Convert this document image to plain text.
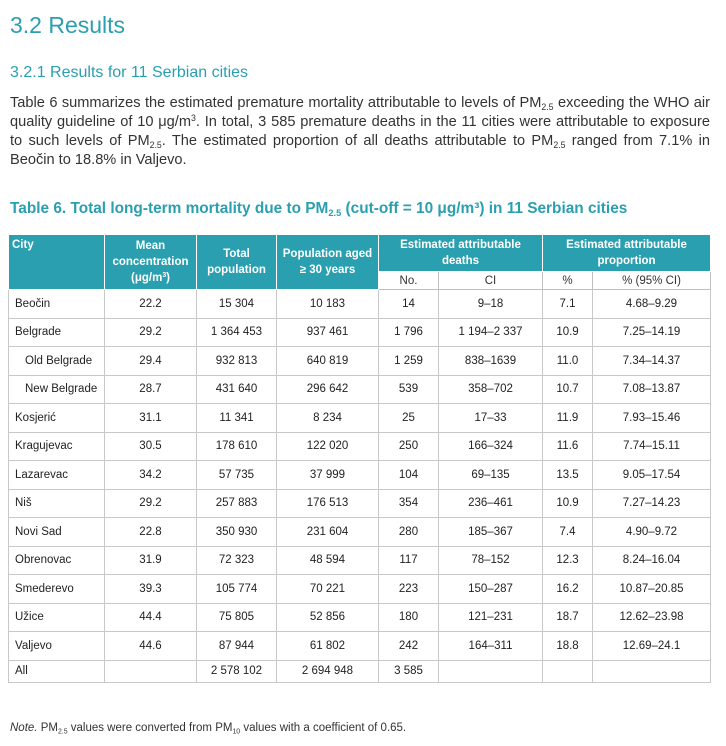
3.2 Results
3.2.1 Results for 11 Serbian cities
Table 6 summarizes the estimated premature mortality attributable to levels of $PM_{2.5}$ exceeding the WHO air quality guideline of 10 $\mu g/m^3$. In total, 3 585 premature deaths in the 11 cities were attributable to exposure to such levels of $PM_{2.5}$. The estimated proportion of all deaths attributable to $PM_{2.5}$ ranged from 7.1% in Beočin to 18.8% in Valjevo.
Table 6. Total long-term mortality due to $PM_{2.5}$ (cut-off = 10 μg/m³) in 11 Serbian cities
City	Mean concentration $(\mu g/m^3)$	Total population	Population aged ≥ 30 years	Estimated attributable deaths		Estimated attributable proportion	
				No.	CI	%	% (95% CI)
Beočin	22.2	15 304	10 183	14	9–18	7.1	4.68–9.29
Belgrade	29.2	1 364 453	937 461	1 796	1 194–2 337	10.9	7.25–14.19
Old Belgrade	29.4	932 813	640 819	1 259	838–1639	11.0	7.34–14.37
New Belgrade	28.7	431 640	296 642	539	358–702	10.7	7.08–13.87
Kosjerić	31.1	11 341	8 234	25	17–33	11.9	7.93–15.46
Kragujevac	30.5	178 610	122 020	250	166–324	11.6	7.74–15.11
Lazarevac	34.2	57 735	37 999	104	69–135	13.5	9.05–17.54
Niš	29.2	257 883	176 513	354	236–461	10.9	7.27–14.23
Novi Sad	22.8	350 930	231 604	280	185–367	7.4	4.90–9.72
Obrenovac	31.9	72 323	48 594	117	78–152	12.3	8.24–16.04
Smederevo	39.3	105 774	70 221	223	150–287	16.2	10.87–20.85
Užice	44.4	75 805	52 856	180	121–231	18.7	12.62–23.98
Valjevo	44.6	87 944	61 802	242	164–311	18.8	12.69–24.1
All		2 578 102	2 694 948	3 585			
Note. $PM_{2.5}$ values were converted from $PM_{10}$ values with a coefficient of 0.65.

□ □ □

**BRIEF**
Gather from the data above every line with the string "Serbian".

**WRITTEN ANSWER**
3.2.1 Results for 11 Serbian cities
Table 6. Total long-term mortality due to $PM_{2.5}$ (cut-off = 10 μg/m³) in 11 Serbian cities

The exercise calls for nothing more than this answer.